Task material:
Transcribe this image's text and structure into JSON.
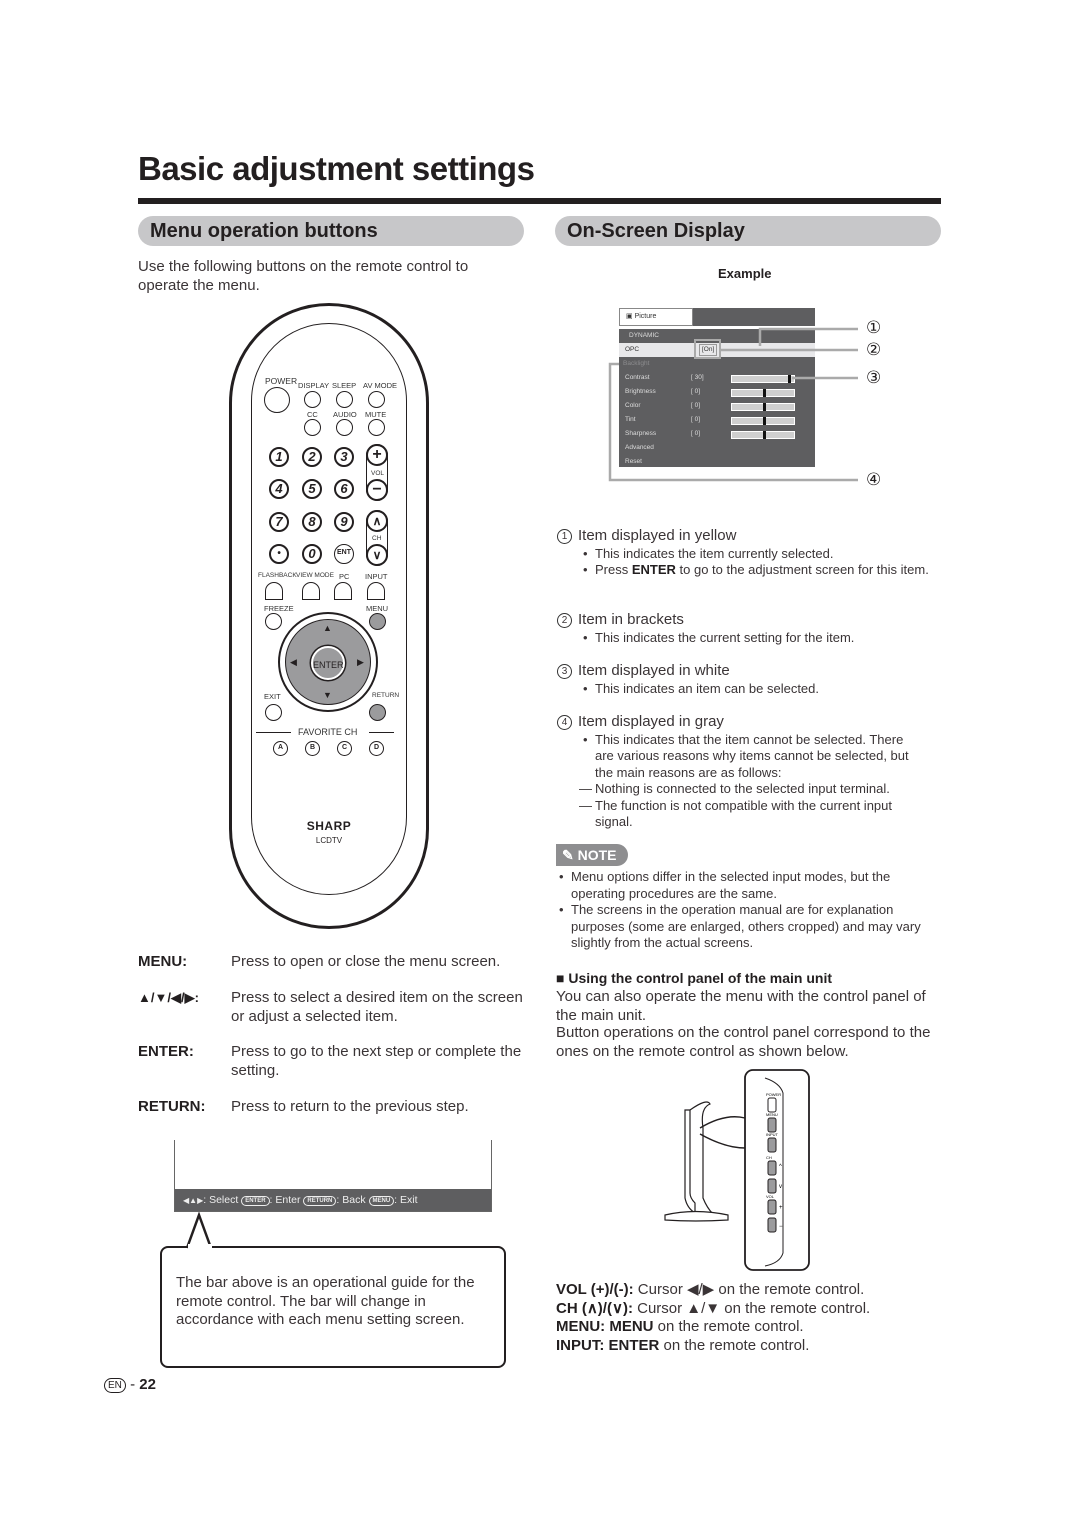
{
  "page": {
    "title": "Basic adjustment settings",
    "page_number": "22",
    "lang_badge": "EN"
  },
  "left": {
    "heading": "Menu operation buttons",
    "intro": "Use the following buttons on the remote control to operate the menu.",
    "remote": {
      "top_labels": [
        "POWER",
        "DISPLAY",
        "SLEEP",
        "AV MODE"
      ],
      "second_labels": [
        "CC",
        "AUDIO",
        "MUTE"
      ],
      "numbers": [
        "1",
        "2",
        "3",
        "4",
        "5",
        "6",
        "7",
        "8",
        "9",
        "•",
        "0",
        "ENT"
      ],
      "vol_label": "VOL",
      "ch_label": "CH",
      "vol_plus": "+",
      "vol_minus": "−",
      "ch_up": "∧",
      "ch_down": "∨",
      "row_labels": [
        "FLASHBACK",
        "VIEW MODE",
        "PC",
        "INPUT"
      ],
      "freeze": "FREEZE",
      "menu": "MENU",
      "exit": "EXIT",
      "return": "RETURN",
      "enter": "ENTER",
      "favorite": "FAVORITE CH",
      "fav_buttons": [
        "A",
        "B",
        "C",
        "D"
      ],
      "brand": "SHARP",
      "model": "LCDTV"
    },
    "definitions": [
      {
        "key": "MENU:",
        "value": "Press to open or close the menu screen."
      },
      {
        "key": "▲/▼/◀/▶:",
        "value": "Press to select a desired item on the screen or adjust a selected item."
      },
      {
        "key": "ENTER:",
        "value": "Press to go to the next step or complete the setting."
      },
      {
        "key": "RETURN:",
        "value": "Press to return to the previous step."
      }
    ],
    "guide_bar": {
      "arrows": "◀▲▶",
      "select": ": Select",
      "enter_pill": "ENTER",
      "enter": ": Enter",
      "return_pill": "RETURN",
      "back": ": Back",
      "menu_pill": "MENU",
      "exit": ": Exit"
    },
    "callout": "The bar above is an operational guide for the remote control. The bar will change in accordance with each menu setting screen."
  },
  "right": {
    "heading": "On-Screen Display",
    "example_label": "Example",
    "osd": {
      "tab": "Picture",
      "mode": "DYNAMIC",
      "rows": [
        {
          "label": "OPC",
          "value": "[On]",
          "state": "selected"
        },
        {
          "label": "Backlight",
          "value": "",
          "state": "gray"
        },
        {
          "label": "Contrast",
          "value": "[      30]",
          "slider": 0.9,
          "state": "white"
        },
        {
          "label": "Brightness",
          "value": "[        0]",
          "slider": 0.5,
          "state": "white"
        },
        {
          "label": "Color",
          "value": "[        0]",
          "slider": 0.5,
          "state": "white"
        },
        {
          "label": "Tint",
          "value": "[        0]",
          "slider": 0.5,
          "state": "white"
        },
        {
          "label": "Sharpness",
          "value": "[        0]",
          "slider": 0.5,
          "state": "white"
        },
        {
          "label": "Advanced",
          "value": "",
          "state": "white"
        },
        {
          "label": "Reset",
          "value": "",
          "state": "white"
        }
      ],
      "callouts": [
        "①",
        "②",
        "③",
        "④"
      ]
    },
    "items": [
      {
        "num": "1",
        "title": "Item displayed in yellow",
        "bullets": [
          "This indicates the item currently selected.",
          "Press ENTER to go to the adjustment screen for this item."
        ]
      },
      {
        "num": "2",
        "title": "Item in brackets",
        "bullets": [
          "This indicates the current setting for the item."
        ]
      },
      {
        "num": "3",
        "title": "Item displayed in white",
        "bullets": [
          "This indicates an item can be selected."
        ]
      },
      {
        "num": "4",
        "title": "Item displayed in gray",
        "bullets": [
          "This indicates that the item cannot be selected. There are various reasons why items cannot be selected, but the main reasons are as follows:"
        ],
        "dashes": [
          "Nothing is connected to the selected input terminal.",
          "The function is not compatible with the current input signal."
        ]
      }
    ],
    "item1_bullet2_pre": "Press ",
    "item1_bullet2_bold": "ENTER",
    "item1_bullet2_post": " to go to the adjustment screen for this item.",
    "note_label": "NOTE",
    "notes": [
      "Menu options differ in the selected input modes, but the operating procedures are the same.",
      "The screens in the operation manual are for explanation purposes (some are enlarged, others cropped) and may vary slightly from the actual screens."
    ],
    "control_panel": {
      "heading": "Using the control panel of the main unit",
      "p1": "You can also operate the menu with the control panel of the main unit.",
      "p2": "Button operations on the control panel correspond to the ones on the remote control as shown below.",
      "panel_labels": [
        "POWER",
        "MENU",
        "INPUT",
        "CH",
        "VOL"
      ],
      "mappings": [
        {
          "key": "VOL (+)/(-):",
          "text": " Cursor ◀/▶ on the remote control."
        },
        {
          "key": "CH (∧)/(∨):",
          "text": " Cursor ▲/▼ on the remote control."
        },
        {
          "key": "MENU: MENU",
          "text": " on the remote control."
        },
        {
          "key": "INPUT: ENTER",
          "text": " on the remote control."
        }
      ]
    }
  }
}
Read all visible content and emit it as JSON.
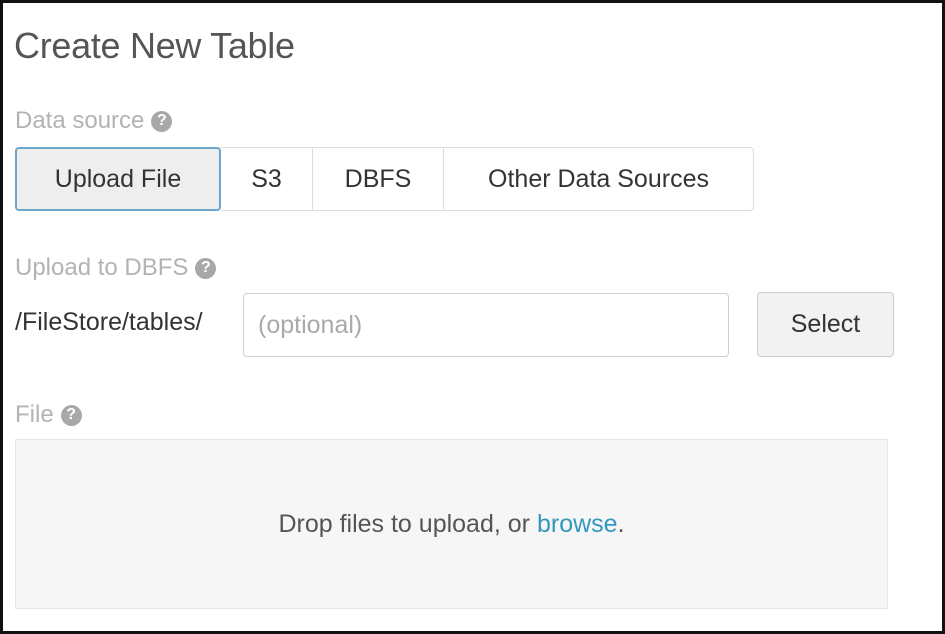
{
  "page": {
    "title": "Create New Table"
  },
  "data_source": {
    "label": "Data source",
    "help_icon": "?",
    "tabs": [
      {
        "label": "Upload File",
        "active": true
      },
      {
        "label": "S3",
        "active": false
      },
      {
        "label": "DBFS",
        "active": false
      },
      {
        "label": "Other Data Sources",
        "active": false
      }
    ]
  },
  "upload_to_dbfs": {
    "label": "Upload to DBFS",
    "help_icon": "?",
    "path_prefix": "/FileStore/tables/",
    "input_value": "",
    "input_placeholder": "(optional)",
    "select_label": "Select"
  },
  "file": {
    "label": "File",
    "help_icon": "?",
    "drop_text": "Drop files to upload, or",
    "browse_label": "browse",
    "drop_text_end": "."
  },
  "colors": {
    "accent_link": "#3497c0",
    "active_tab_border": "#6aa7c8",
    "label_gray": "#b3b3b3"
  }
}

What to produce: In this exercise, set down all of the data exactly, without the pictures.

Task result:
Transcribe this image's text and structure into JSON.
{
  "page": {
    "title": "Basic adjustment settings",
    "page_number": "22",
    "lang_badge": "EN"
  },
  "left": {
    "heading": "Menu operation buttons",
    "intro": "Use the following buttons on the remote control to operate the menu.",
    "remote": {
      "top_labels": [
        "POWER",
        "DISPLAY",
        "SLEEP",
        "AV MODE"
      ],
      "second_labels": [
        "CC",
        "AUDIO",
        "MUTE"
      ],
      "numbers": [
        "1",
        "2",
        "3",
        "4",
        "5",
        "6",
        "7",
        "8",
        "9",
        "•",
        "0",
        "ENT"
      ],
      "vol_label": "VOL",
      "ch_label": "CH",
      "vol_plus": "+",
      "vol_minus": "−",
      "ch_up": "∧",
      "ch_down": "∨",
      "row_labels": [
        "FLASHBACK",
        "VIEW MODE",
        "PC",
        "INPUT"
      ],
      "freeze": "FREEZE",
      "menu": "MENU",
      "exit": "EXIT",
      "return": "RETURN",
      "enter": "ENTER",
      "favorite": "FAVORITE CH",
      "fav_buttons": [
        "A",
        "B",
        "C",
        "D"
      ],
      "brand": "SHARP",
      "model": "LCDTV"
    },
    "definitions": [
      {
        "key": "MENU:",
        "value": "Press to open or close the menu screen."
      },
      {
        "key": "▲/▼/◀/▶:",
        "value": "Press to select a desired item on the screen or adjust a selected item."
      },
      {
        "key": "ENTER:",
        "value": "Press to go to the next step or complete the setting."
      },
      {
        "key": "RETURN:",
        "value": "Press to return to the previous step."
      }
    ],
    "guide_bar": {
      "arrows": "◀▲▶",
      "select": ": Select",
      "enter_pill": "ENTER",
      "enter": ": Enter",
      "return_pill": "RETURN",
      "back": ": Back",
      "menu_pill": "MENU",
      "exit": ": Exit"
    },
    "callout": "The bar above is an operational guide for the remote control. The bar will change in accordance with each menu setting screen."
  },
  "right": {
    "heading": "On-Screen Display",
    "example_label": "Example",
    "osd": {
      "tab": "Picture",
      "mode": "DYNAMIC",
      "rows": [
        {
          "label": "OPC",
          "value": "[On]",
          "state": "selected"
        },
        {
          "label": "Backlight",
          "value": "",
          "state": "gray"
        },
        {
          "label": "Contrast",
          "value": "[      30]",
          "slider": 0.9,
          "state": "white"
        },
        {
          "label": "Brightness",
          "value": "[        0]",
          "slider": 0.5,
          "state": "white"
        },
        {
          "label": "Color",
          "value": "[        0]",
          "slider": 0.5,
          "state": "white"
        },
        {
          "label": "Tint",
          "value": "[        0]",
          "slider": 0.5,
          "state": "white"
        },
        {
          "label": "Sharpness",
          "value": "[        0]",
          "slider": 0.5,
          "state": "white"
        },
        {
          "label": "Advanced",
          "value": "",
          "state": "white"
        },
        {
          "label": "Reset",
          "value": "",
          "state": "white"
        }
      ],
      "callouts": [
        "①",
        "②",
        "③",
        "④"
      ]
    },
    "items": [
      {
        "num": "1",
        "title": "Item displayed in yellow",
        "bullets": [
          "This indicates the item currently selected.",
          "Press ENTER to go to the adjustment screen for this item."
        ]
      },
      {
        "num": "2",
        "title": "Item in brackets",
        "bullets": [
          "This indicates the current setting for the item."
        ]
      },
      {
        "num": "3",
        "title": "Item displayed in white",
        "bullets": [
          "This indicates an item can be selected."
        ]
      },
      {
        "num": "4",
        "title": "Item displayed in gray",
        "bullets": [
          "This indicates that the item cannot be selected. There are various reasons why items cannot be selected, but the main reasons are as follows:"
        ],
        "dashes": [
          "Nothing is connected to the selected input terminal.",
          "The function is not compatible with the current input signal."
        ]
      }
    ],
    "item1_bullet2_pre": "Press ",
    "item1_bullet2_bold": "ENTER",
    "item1_bullet2_post": " to go to the adjustment screen for this item.",
    "note_label": "NOTE",
    "notes": [
      "Menu options differ in the selected input modes, but the operating procedures are the same.",
      "The screens in the operation manual are for explanation purposes (some are enlarged, others cropped) and may vary slightly from the actual screens."
    ],
    "control_panel": {
      "heading": "Using the control panel of the main unit",
      "p1": "You can also operate the menu with the control panel of the main unit.",
      "p2": "Button operations on the control panel correspond to the ones on the remote control as shown below.",
      "panel_labels": [
        "POWER",
        "MENU",
        "INPUT",
        "CH",
        "VOL"
      ],
      "mappings": [
        {
          "key": "VOL (+)/(-):",
          "text": " Cursor ◀/▶ on the remote control."
        },
        {
          "key": "CH (∧)/(∨):",
          "text": " Cursor ▲/▼ on the remote control."
        },
        {
          "key": "MENU: MENU",
          "text": " on the remote control."
        },
        {
          "key": "INPUT: ENTER",
          "text": " on the remote control."
        }
      ]
    }
  }
}
Read all visible content and emit it as JSON.
{
  "page": {
    "title": "Create New Table"
  },
  "data_source": {
    "label": "Data source",
    "help_icon": "?",
    "tabs": [
      {
        "label": "Upload File",
        "active": true
      },
      {
        "label": "S3",
        "active": false
      },
      {
        "label": "DBFS",
        "active": false
      },
      {
        "label": "Other Data Sources",
        "active": false
      }
    ]
  },
  "upload_to_dbfs": {
    "label": "Upload to DBFS",
    "help_icon": "?",
    "path_prefix": "/FileStore/tables/",
    "input_value": "",
    "input_placeholder": "(optional)",
    "select_label": "Select"
  },
  "file": {
    "label": "File",
    "help_icon": "?",
    "drop_text": "Drop files to upload, or",
    "browse_label": "browse",
    "drop_text_end": "."
  },
  "colors": {
    "accent_link": "#3497c0",
    "active_tab_border": "#6aa7c8",
    "label_gray": "#b3b3b3"
  }
}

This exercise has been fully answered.